▶ **Work to complete**:
Restate each of the lines below word for word and drop every picture.

━━ Task data

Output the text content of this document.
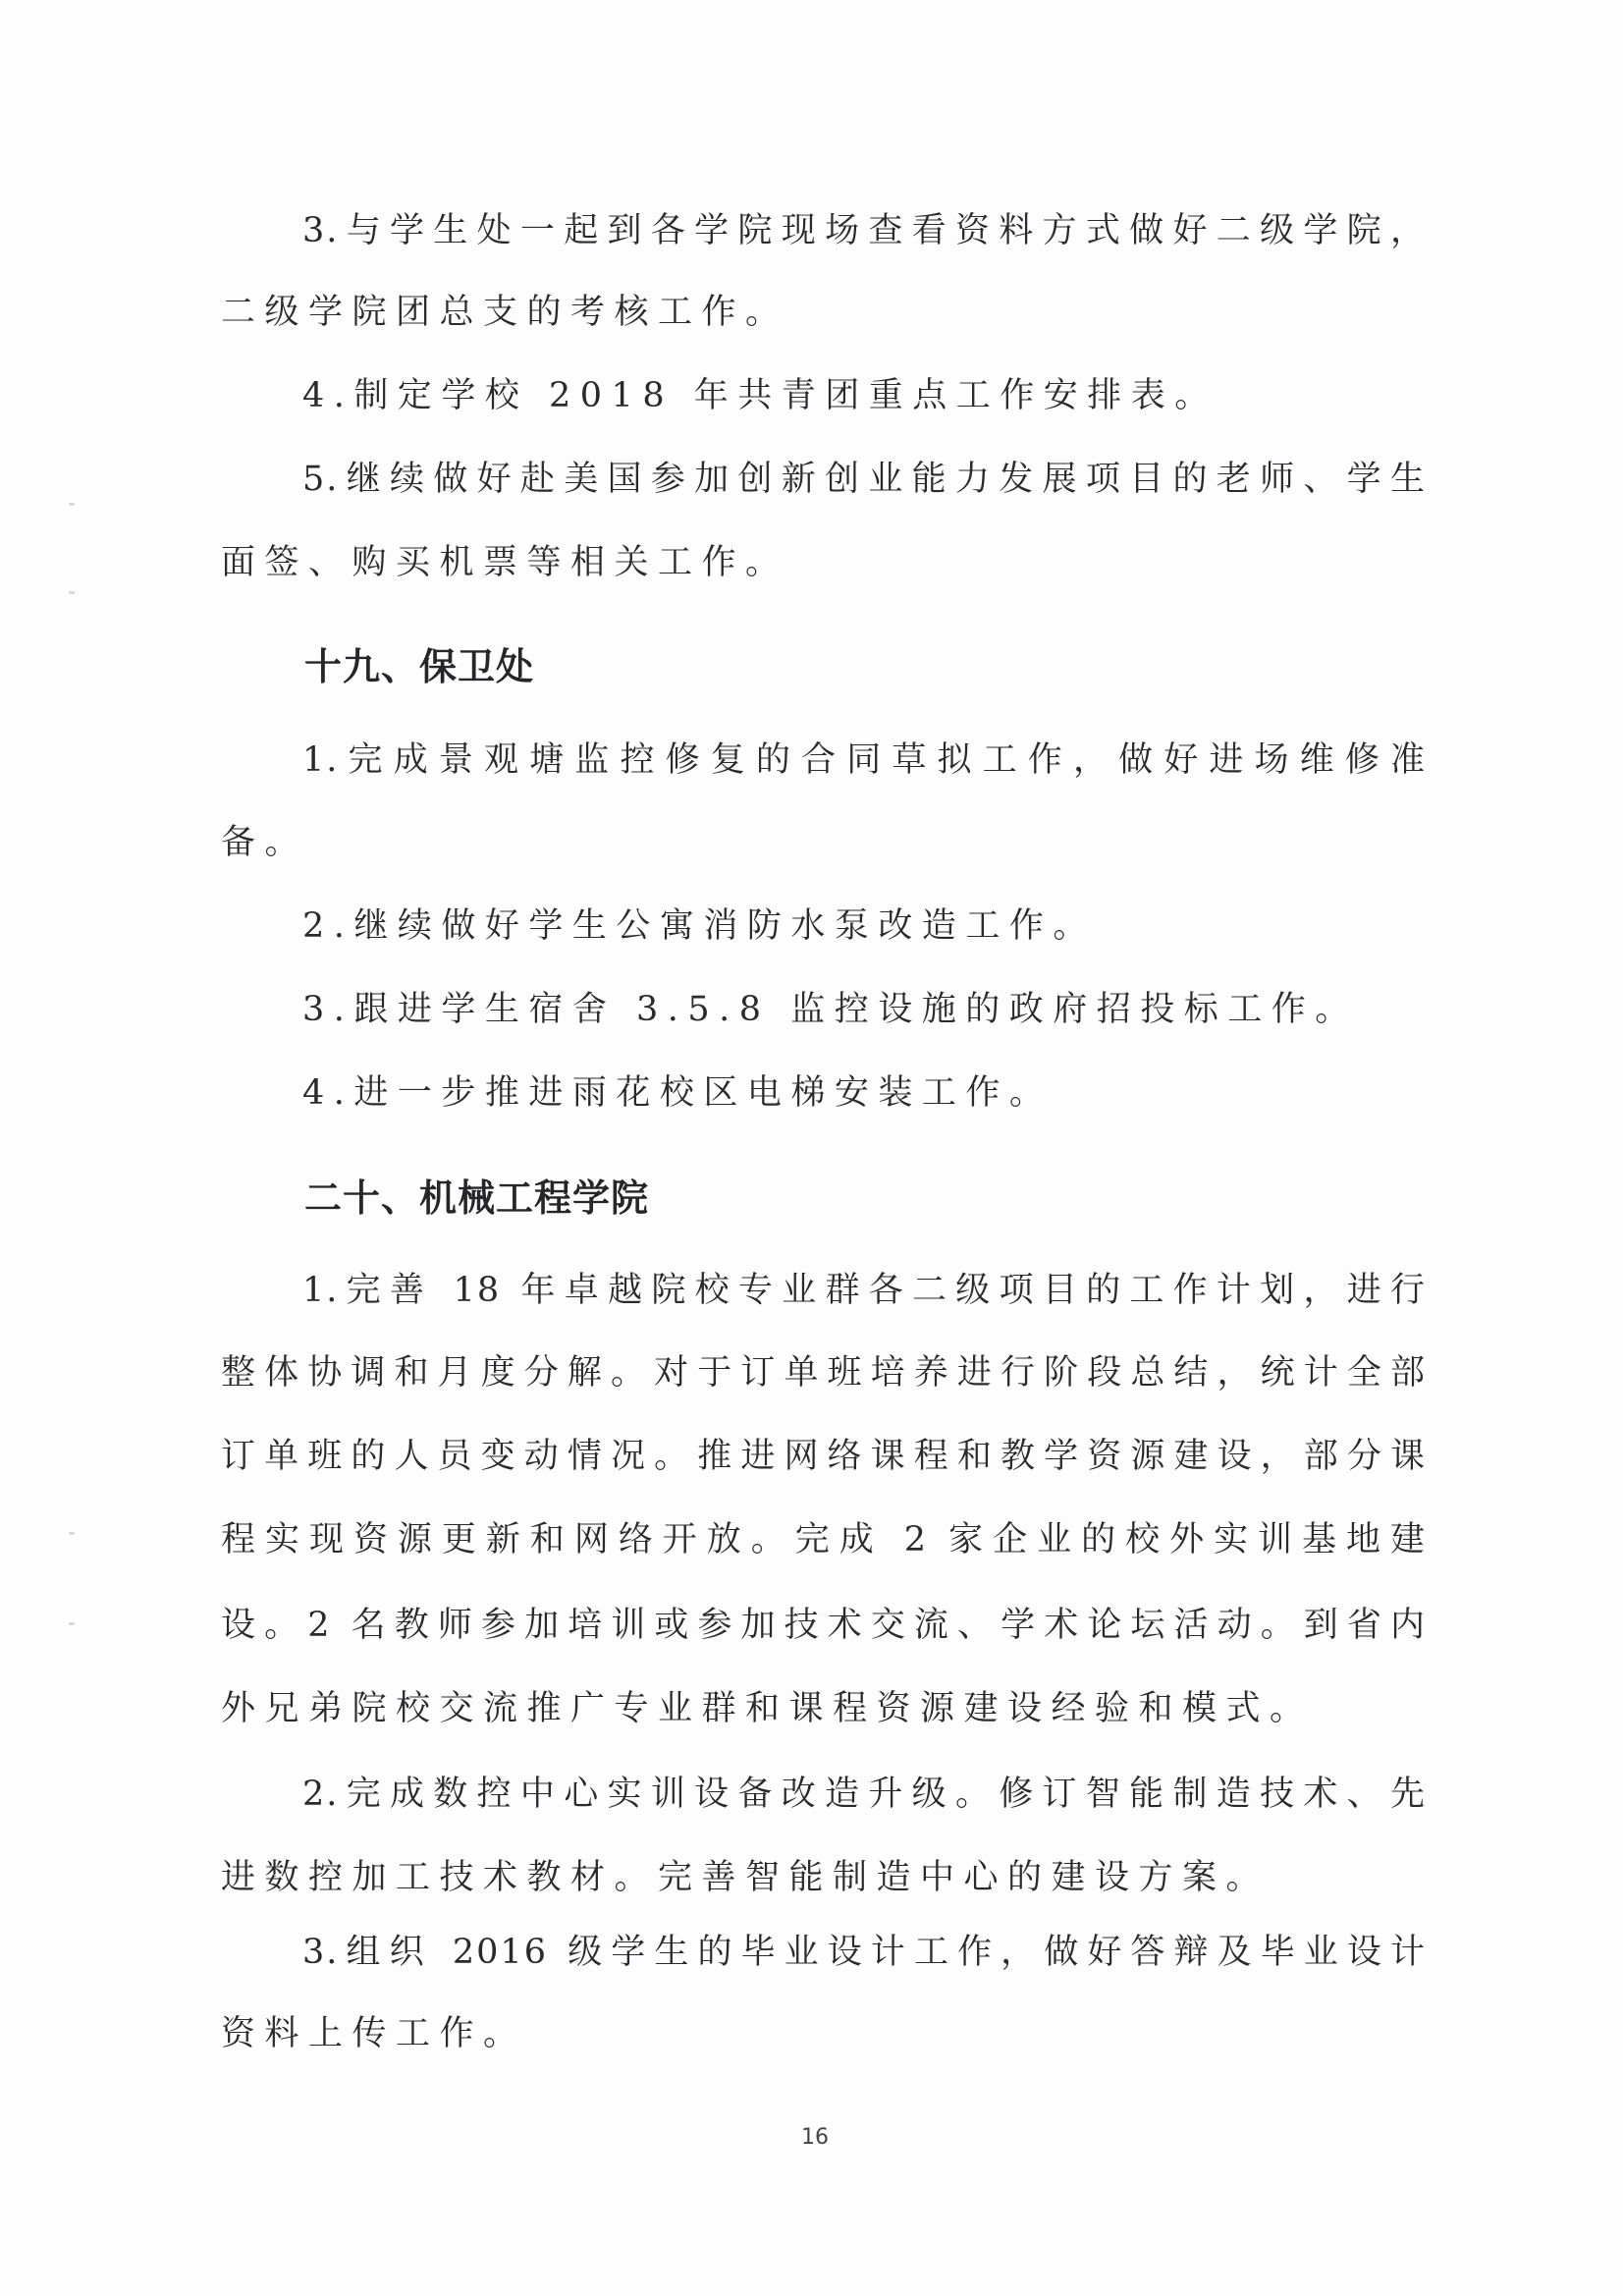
3.与学生处一起到各学院现场查看资料方式做好二级学院，
二级学院团总支的考核工作。
4.制定学校 2018 年共青团重点工作安排表。
5.继续做好赴美国参加创新创业能力发展项目的老师、学生
面签、购买机票等相关工作。
十九、保卫处
1.完成景观塘监控修复的合同草拟工作，做好进场维修准
备。
2.继续做好学生公寓消防水泵改造工作。
3.跟进学生宿舍 3.5.8 监控设施的政府招投标工作。
4.进一步推进雨花校区电梯安装工作。
二十、机械工程学院
1.完善 18 年卓越院校专业群各二级项目的工作计划，进行
整体协调和月度分解。对于订单班培养进行阶段总结，统计全部
订单班的人员变动情况。推进网络课程和教学资源建设，部分课
程实现资源更新和网络开放。完成 2 家企业的校外实训基地建
设。2 名教师参加培训或参加技术交流、学术论坛活动。到省内
外兄弟院校交流推广专业群和课程资源建设经验和模式。
2.完成数控中心实训设备改造升级。修订智能制造技术、先
进数控加工技术教材。完善智能制造中心的建设方案。
3.组织 2016 级学生的毕业设计工作，做好答辩及毕业设计
资料上传工作。
16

━━━━

▶ **Completed exercise**:
Output the text content of this document.
3.与学生处一起到各学院现场查看资料方式做好二级学院，
二级学院团总支的考核工作。
4.制定学校 2018 年共青团重点工作安排表。
5.继续做好赴美国参加创新创业能力发展项目的老师、学生
面签、购买机票等相关工作。
十九、保卫处
1.完成景观塘监控修复的合同草拟工作，做好进场维修准
备。
2.继续做好学生公寓消防水泵改造工作。
3.跟进学生宿舍 3.5.8 监控设施的政府招投标工作。
4.进一步推进雨花校区电梯安装工作。
二十、机械工程学院
1.完善 18 年卓越院校专业群各二级项目的工作计划，进行
整体协调和月度分解。对于订单班培养进行阶段总结，统计全部
订单班的人员变动情况。推进网络课程和教学资源建设，部分课
程实现资源更新和网络开放。完成 2 家企业的校外实训基地建
设。2 名教师参加培训或参加技术交流、学术论坛活动。到省内
外兄弟院校交流推广专业群和课程资源建设经验和模式。
2.完成数控中心实训设备改造升级。修订智能制造技术、先
进数控加工技术教材。完善智能制造中心的建设方案。
3.组织 2016 级学生的毕业设计工作，做好答辩及毕业设计
资料上传工作。
16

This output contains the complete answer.